=== What to do ===
Find the lines below that contain the string "дней". Copy each one.

Dataset rows:
— start —

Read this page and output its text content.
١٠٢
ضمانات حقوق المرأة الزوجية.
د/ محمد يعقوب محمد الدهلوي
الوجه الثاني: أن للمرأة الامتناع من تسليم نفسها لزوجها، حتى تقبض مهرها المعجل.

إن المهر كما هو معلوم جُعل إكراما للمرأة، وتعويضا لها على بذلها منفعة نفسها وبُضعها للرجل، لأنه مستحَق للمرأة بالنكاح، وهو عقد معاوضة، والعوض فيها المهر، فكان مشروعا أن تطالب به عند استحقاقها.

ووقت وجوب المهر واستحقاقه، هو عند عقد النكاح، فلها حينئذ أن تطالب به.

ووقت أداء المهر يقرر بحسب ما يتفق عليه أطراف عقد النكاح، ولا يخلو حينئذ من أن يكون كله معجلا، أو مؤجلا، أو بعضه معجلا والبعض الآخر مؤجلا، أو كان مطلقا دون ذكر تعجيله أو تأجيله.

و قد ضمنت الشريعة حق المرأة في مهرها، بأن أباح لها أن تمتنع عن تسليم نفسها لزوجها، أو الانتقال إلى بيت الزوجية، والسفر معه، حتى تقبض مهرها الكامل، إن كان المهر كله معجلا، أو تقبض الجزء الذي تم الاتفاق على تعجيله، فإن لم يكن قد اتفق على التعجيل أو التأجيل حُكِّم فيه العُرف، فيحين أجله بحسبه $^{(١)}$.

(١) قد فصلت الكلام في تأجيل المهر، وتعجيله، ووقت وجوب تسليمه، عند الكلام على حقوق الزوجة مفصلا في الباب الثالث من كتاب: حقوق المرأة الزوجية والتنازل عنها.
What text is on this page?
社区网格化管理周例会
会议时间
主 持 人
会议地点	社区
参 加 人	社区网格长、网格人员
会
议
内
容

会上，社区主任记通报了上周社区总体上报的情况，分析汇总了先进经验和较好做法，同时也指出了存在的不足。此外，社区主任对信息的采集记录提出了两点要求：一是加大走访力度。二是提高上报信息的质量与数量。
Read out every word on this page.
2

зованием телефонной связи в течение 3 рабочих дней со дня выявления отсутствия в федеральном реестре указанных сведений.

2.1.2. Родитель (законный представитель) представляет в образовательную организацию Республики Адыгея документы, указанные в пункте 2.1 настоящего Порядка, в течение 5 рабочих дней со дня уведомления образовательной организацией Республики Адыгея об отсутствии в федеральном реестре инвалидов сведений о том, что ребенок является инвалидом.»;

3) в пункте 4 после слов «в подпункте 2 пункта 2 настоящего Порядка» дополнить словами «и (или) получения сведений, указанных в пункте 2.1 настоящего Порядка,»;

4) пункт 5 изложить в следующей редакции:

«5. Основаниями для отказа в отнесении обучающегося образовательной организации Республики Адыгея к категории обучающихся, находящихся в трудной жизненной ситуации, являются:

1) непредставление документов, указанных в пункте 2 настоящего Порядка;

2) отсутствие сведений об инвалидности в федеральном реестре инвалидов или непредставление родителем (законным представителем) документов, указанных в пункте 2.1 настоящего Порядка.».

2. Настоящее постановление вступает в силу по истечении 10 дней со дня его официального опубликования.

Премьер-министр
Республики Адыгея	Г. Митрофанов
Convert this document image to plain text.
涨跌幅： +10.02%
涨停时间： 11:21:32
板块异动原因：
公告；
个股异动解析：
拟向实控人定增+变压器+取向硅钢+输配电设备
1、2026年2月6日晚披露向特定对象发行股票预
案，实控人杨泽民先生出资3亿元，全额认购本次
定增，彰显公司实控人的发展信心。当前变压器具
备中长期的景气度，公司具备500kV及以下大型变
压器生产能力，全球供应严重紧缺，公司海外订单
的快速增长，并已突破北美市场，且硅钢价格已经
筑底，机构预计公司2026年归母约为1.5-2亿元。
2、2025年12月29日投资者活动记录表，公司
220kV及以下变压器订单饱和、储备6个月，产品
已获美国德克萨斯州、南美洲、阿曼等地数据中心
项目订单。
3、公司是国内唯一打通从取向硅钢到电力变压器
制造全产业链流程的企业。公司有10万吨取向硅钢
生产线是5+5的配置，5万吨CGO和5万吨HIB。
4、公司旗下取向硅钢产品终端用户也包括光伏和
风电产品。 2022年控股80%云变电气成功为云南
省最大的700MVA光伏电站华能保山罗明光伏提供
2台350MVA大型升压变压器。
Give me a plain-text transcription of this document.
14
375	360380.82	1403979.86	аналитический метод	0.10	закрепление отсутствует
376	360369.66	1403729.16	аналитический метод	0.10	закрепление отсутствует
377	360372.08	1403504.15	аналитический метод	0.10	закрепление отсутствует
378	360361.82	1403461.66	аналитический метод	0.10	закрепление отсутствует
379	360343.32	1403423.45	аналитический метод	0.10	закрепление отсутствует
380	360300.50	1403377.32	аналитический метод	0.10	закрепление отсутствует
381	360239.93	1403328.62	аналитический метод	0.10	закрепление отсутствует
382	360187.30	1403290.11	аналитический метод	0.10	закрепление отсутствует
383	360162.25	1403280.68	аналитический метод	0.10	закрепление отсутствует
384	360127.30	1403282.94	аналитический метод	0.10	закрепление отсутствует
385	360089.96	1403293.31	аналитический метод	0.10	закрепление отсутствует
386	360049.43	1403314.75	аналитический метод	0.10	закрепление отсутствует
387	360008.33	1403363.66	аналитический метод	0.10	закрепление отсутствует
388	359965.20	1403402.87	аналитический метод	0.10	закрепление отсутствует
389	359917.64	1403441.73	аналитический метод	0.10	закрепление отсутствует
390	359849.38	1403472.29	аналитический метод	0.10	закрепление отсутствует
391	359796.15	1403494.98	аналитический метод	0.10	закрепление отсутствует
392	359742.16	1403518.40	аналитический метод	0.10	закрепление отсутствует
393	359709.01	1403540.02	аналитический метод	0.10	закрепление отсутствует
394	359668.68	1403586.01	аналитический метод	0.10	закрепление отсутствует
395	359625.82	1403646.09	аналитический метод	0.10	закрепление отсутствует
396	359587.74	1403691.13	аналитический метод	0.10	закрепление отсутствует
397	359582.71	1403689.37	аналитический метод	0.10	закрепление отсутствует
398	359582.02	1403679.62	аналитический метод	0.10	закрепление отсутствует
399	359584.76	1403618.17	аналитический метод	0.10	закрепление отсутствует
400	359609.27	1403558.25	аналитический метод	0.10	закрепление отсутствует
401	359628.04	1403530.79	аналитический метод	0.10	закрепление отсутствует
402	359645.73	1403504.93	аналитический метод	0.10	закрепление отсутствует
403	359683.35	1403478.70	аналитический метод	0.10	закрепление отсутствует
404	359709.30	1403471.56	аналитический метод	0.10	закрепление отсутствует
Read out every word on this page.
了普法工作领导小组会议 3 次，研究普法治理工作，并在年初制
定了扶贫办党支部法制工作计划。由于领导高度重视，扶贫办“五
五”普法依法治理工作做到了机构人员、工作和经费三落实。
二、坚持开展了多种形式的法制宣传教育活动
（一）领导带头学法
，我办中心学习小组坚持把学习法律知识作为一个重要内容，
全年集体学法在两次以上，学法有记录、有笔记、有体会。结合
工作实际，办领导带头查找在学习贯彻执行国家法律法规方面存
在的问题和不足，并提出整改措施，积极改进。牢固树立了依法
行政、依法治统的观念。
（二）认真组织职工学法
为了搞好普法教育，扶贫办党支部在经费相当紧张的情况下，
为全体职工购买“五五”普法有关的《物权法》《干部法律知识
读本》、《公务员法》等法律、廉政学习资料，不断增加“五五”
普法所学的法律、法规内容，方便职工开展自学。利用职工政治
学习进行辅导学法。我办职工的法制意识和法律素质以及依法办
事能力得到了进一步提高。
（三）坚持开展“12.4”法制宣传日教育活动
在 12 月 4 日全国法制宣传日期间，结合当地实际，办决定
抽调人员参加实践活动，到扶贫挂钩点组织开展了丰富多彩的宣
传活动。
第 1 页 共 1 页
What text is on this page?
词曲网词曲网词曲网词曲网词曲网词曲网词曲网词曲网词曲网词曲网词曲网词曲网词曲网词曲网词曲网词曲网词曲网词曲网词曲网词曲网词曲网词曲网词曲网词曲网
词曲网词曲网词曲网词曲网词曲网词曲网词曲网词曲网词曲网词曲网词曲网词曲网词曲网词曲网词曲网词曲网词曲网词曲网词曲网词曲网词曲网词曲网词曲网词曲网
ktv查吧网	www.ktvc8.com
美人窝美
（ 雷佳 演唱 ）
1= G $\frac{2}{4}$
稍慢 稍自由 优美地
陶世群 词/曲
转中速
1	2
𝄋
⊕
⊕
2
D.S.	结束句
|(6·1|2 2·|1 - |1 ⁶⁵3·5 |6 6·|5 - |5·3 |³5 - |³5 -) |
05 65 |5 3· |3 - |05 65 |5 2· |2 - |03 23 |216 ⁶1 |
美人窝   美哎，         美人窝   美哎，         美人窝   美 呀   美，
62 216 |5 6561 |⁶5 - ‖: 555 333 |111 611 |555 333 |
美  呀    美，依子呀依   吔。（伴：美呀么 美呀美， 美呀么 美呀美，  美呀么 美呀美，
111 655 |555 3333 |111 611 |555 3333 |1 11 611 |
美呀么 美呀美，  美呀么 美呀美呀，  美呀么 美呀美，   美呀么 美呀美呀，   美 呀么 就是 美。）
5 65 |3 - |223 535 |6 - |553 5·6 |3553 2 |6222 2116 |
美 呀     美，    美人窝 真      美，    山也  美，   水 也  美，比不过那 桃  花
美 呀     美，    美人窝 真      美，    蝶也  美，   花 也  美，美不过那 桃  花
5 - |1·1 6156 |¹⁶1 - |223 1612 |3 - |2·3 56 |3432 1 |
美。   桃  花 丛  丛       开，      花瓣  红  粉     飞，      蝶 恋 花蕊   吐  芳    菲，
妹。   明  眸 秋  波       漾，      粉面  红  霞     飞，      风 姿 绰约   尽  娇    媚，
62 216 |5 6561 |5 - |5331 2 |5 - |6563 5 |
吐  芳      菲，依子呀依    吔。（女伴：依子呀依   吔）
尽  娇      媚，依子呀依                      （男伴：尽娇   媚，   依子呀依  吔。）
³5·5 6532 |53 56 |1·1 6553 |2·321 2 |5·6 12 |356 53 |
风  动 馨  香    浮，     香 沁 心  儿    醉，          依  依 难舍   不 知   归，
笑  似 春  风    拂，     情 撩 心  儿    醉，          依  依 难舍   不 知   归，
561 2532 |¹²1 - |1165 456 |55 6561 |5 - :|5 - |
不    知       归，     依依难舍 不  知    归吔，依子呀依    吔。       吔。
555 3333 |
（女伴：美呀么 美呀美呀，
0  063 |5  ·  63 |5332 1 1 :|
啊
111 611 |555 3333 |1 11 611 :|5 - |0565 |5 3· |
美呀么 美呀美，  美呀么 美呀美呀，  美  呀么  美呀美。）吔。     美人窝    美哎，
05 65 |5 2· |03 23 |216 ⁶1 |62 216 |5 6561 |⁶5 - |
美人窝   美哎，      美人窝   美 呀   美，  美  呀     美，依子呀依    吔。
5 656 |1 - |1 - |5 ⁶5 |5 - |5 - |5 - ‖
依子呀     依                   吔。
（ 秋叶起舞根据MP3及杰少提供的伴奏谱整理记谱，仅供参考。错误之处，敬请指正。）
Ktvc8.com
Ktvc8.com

— end —

=== Written solution ===
зованием телефонной связи в течение 3 рабочих дней со дня выявления отсутствия в федеральном реестре указанных сведений.
2.1.2. Родитель (законный представитель) представляет в образовательную организацию Республики Адыгея документы, указанные в пункте 2.1 настоящего Порядка, в течение 5 рабочих дней со дня уведомления образовательной организацией Республики Адыгея об отсутствии в федеральном реестре инвалидов сведений о том, что ребенок является инвалидом.»;
2. Настоящее постановление вступает в силу по истечении 10 дней со дня его официального опубликования.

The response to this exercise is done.